TASK DESCRIPTION:
Make a verbatim copy of the entries below; pictures stay out.

ENTRIES SHOWN:
────────
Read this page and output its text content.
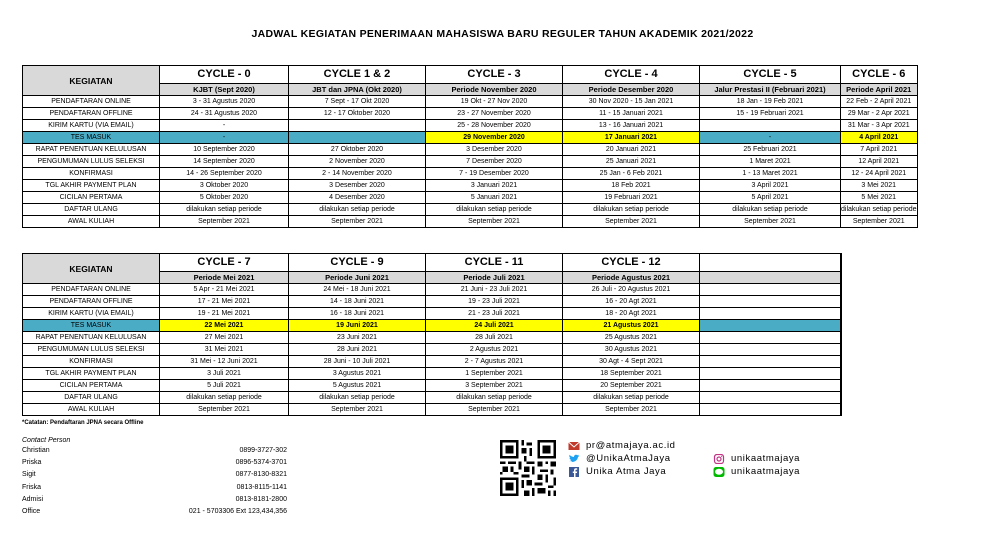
JADWAL KEGIATAN PENERIMAAN MAHASISWA BARU REGULER TAHUN AKADEMIK 2021/2022
KEGIATAN	CYCLE - 0	CYCLE 1 & 2	CYCLE - 3	CYCLE - 4	CYCLE - 5	CYCLE - 6
	KJBT (Sept 2020)	JBT dan JPNA (Okt 2020)	Periode November 2020	Periode Desember 2020	Jalur Prestasi II (Februari 2021)	Periode April 2021
PENDAFTARAN ONLINE	3 - 31 Agustus 2020	7 Sept - 17 Okt 2020	19 Okt - 27 Nov 2020	30 Nov 2020 - 15 Jan 2021	18 Jan - 19 Feb 2021	22 Feb - 2 April 2021
PENDAFTARAN OFFLINE	24 - 31 Agustus 2020	12 - 17 Oktober 2020	23 - 27 November 2020	11 - 15 Januari 2021	15 - 19 Februari 2021	29 Mar - 2 Apr 2021
KIRIM KARTU (VIA EMAIL)	-		25 - 28 November 2020	13 - 16 Januari 2021		31 Mar - 3 Apr 2021
TES MASUK	-		29 November 2020	17 Januari 2021	-	4 April 2021
RAPAT PENENTUAN KELULUSAN	10 September 2020	27 Oktober 2020	3 Desember 2020	20 Januari 2021	25 Februari 2021	7 April 2021
PENGUMUMAN LULUS SELEKSI	14 September 2020	2 November 2020	7 Desember 2020	25 Januari 2021	1 Maret 2021	12 April 2021
KONFIRMASI	14 - 26 September 2020	2 - 14 November 2020	7 - 19 Desember 2020	25 Jan - 6 Feb 2021	1 - 13 Maret 2021	12 - 24 April 2021
TGL AKHIR PAYMENT PLAN	3 Oktober 2020	3 Desember 2020	3 Januari 2021	18 Feb 2021	3 April 2021	3 Mei 2021
CICILAN PERTAMA	5 Oktober 2020	4 Desember 2020	5 Januari 2021	19 Februari 2021	5 April 2021	5 Mei 2021
DAFTAR ULANG	dilakukan setiap periode	dilakukan setiap periode	dilakukan setiap periode	dilakukan setiap periode	dilakukan setiap periode	dilakukan setiap periode
AWAL KULIAH	September 2021	September 2021	September 2021	September 2021	September 2021	September 2021
KEGIATAN	CYCLE - 7	CYCLE - 9	CYCLE - 11	CYCLE - 12		
	Periode Mei 2021	Periode Juni 2021	Periode Juli 2021	Periode Agustus 2021		
PENDAFTARAN ONLINE	5 Apr - 21 Mei 2021	24 Mei - 18 Juni 2021	21 Juni - 23 Juli 2021	26 Juli - 20 Agustus 2021		
PENDAFTARAN OFFLINE	17 - 21 Mei 2021	14 - 18 Juni 2021	19 - 23 Juli 2021	16 - 20 Agt 2021		
KIRIM KARTU (VIA EMAIL)	19 - 21 Mei 2021	16 - 18 Juni 2021	21 - 23 Juli 2021	18 - 20 Agt 2021		
TES MASUK	22 Mei 2021	19 Juni 2021	24 Juli 2021	21 Agustus 2021		
RAPAT PENENTUAN KELULUSAN	27 Mei 2021	23 Juni 2021	28 Juli 2021	25 Agustus 2021		
PENGUMUMAN LULUS SELEKSI	31 Mei 2021	28 Juni 2021	2 Agustus 2021	30 Agustus 2021		
KONFIRMASI	31 Mei - 12 Juni 2021	28 Juni - 10 Juli 2021	2 - 7 Agustus 2021	30 Agt - 4 Sept 2021		
TGL AKHIR PAYMENT PLAN	3 Juli 2021	3 Agustus 2021	1 September 2021	18 September 2021		
CICILAN PERTAMA	5 Juli 2021	5 Agustus 2021	3 September 2021	20 September 2021		
DAFTAR ULANG	dilakukan setiap periode	dilakukan setiap periode	dilakukan setiap periode	dilakukan setiap periode		
AWAL KULIAH	September 2021	September 2021	September 2021	September 2021		
*Catatan: Pendaftaran JPNA secara Offline
Contact Person
Christian	0899-3727-302
Priska	0896-5374-3701
Sigit	0877-8130-8321
Friska	0813-8115-1141
Admisi	0813-8181-2800
Office	021 - 5703306 Ext 123,434,356
pr@atmajaya.ac.id
@UnikaAtmaJaya
Unika Atma Jaya
unikaatmajaya
unikaatmajaya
────────
RESULT:
Read this page and output its text content.
JADWAL KEGIATAN PENERIMAAN MAHASISWA BARU REGULER TAHUN AKADEMIK 2021/2022
KEGIATAN	CYCLE - 0	CYCLE 1 & 2	CYCLE - 3	CYCLE - 4	CYCLE - 5	CYCLE - 6
	KJBT (Sept 2020)	JBT dan JPNA (Okt 2020)	Periode November 2020	Periode Desember 2020	Jalur Prestasi II (Februari 2021)	Periode April 2021
PENDAFTARAN ONLINE	3 - 31 Agustus 2020	7 Sept - 17 Okt 2020	19 Okt - 27 Nov 2020	30 Nov 2020 - 15 Jan 2021	18 Jan - 19 Feb 2021	22 Feb - 2 April 2021
PENDAFTARAN OFFLINE	24 - 31 Agustus 2020	12 - 17 Oktober 2020	23 - 27 November 2020	11 - 15 Januari 2021	15 - 19 Februari 2021	29 Mar - 2 Apr 2021
KIRIM KARTU (VIA EMAIL)	-		25 - 28 November 2020	13 - 16 Januari 2021		31 Mar - 3 Apr 2021
TES MASUK	-		29 November 2020	17 Januari 2021	-	4 April 2021
RAPAT PENENTUAN KELULUSAN	10 September 2020	27 Oktober 2020	3 Desember 2020	20 Januari 2021	25 Februari 2021	7 April 2021
PENGUMUMAN LULUS SELEKSI	14 September 2020	2 November 2020	7 Desember 2020	25 Januari 2021	1 Maret 2021	12 April 2021
KONFIRMASI	14 - 26 September 2020	2 - 14 November 2020	7 - 19 Desember 2020	25 Jan - 6 Feb 2021	1 - 13 Maret 2021	12 - 24 April 2021
TGL AKHIR PAYMENT PLAN	3 Oktober 2020	3 Desember 2020	3 Januari 2021	18 Feb 2021	3 April 2021	3 Mei 2021
CICILAN PERTAMA	5 Oktober 2020	4 Desember 2020	5 Januari 2021	19 Februari 2021	5 April 2021	5 Mei 2021
DAFTAR ULANG	dilakukan setiap periode	dilakukan setiap periode	dilakukan setiap periode	dilakukan setiap periode	dilakukan setiap periode	dilakukan setiap periode
AWAL KULIAH	September 2021	September 2021	September 2021	September 2021	September 2021	September 2021
KEGIATAN	CYCLE - 7	CYCLE - 9	CYCLE - 11	CYCLE - 12		
	Periode Mei 2021	Periode Juni 2021	Periode Juli 2021	Periode Agustus 2021		
PENDAFTARAN ONLINE	5 Apr - 21 Mei 2021	24 Mei - 18 Juni 2021	21 Juni - 23 Juli 2021	26 Juli - 20 Agustus 2021		
PENDAFTARAN OFFLINE	17 - 21 Mei 2021	14 - 18 Juni 2021	19 - 23 Juli 2021	16 - 20 Agt 2021		
KIRIM KARTU (VIA EMAIL)	19 - 21 Mei 2021	16 - 18 Juni 2021	21 - 23 Juli 2021	18 - 20 Agt 2021		
TES MASUK	22 Mei 2021	19 Juni 2021	24 Juli 2021	21 Agustus 2021		
RAPAT PENENTUAN KELULUSAN	27 Mei 2021	23 Juni 2021	28 Juli 2021	25 Agustus 2021		
PENGUMUMAN LULUS SELEKSI	31 Mei 2021	28 Juni 2021	2 Agustus 2021	30 Agustus 2021		
KONFIRMASI	31 Mei - 12 Juni 2021	28 Juni - 10 Juli 2021	2 - 7 Agustus 2021	30 Agt - 4 Sept 2021		
TGL AKHIR PAYMENT PLAN	3 Juli 2021	3 Agustus 2021	1 September 2021	18 September 2021		
CICILAN PERTAMA	5 Juli 2021	5 Agustus 2021	3 September 2021	20 September 2021		
DAFTAR ULANG	dilakukan setiap periode	dilakukan setiap periode	dilakukan setiap periode	dilakukan setiap periode		
AWAL KULIAH	September 2021	September 2021	September 2021	September 2021		
*Catatan: Pendaftaran JPNA secara Offline
Contact Person
Christian	0899-3727-302
Priska	0896-5374-3701
Sigit	0877-8130-8321
Friska	0813-8115-1141
Admisi	0813-8181-2800
Office	021 - 5703306 Ext 123,434,356
pr@atmajaya.ac.id
@UnikaAtmaJaya
Unika Atma Jaya
unikaatmajaya
unikaatmajaya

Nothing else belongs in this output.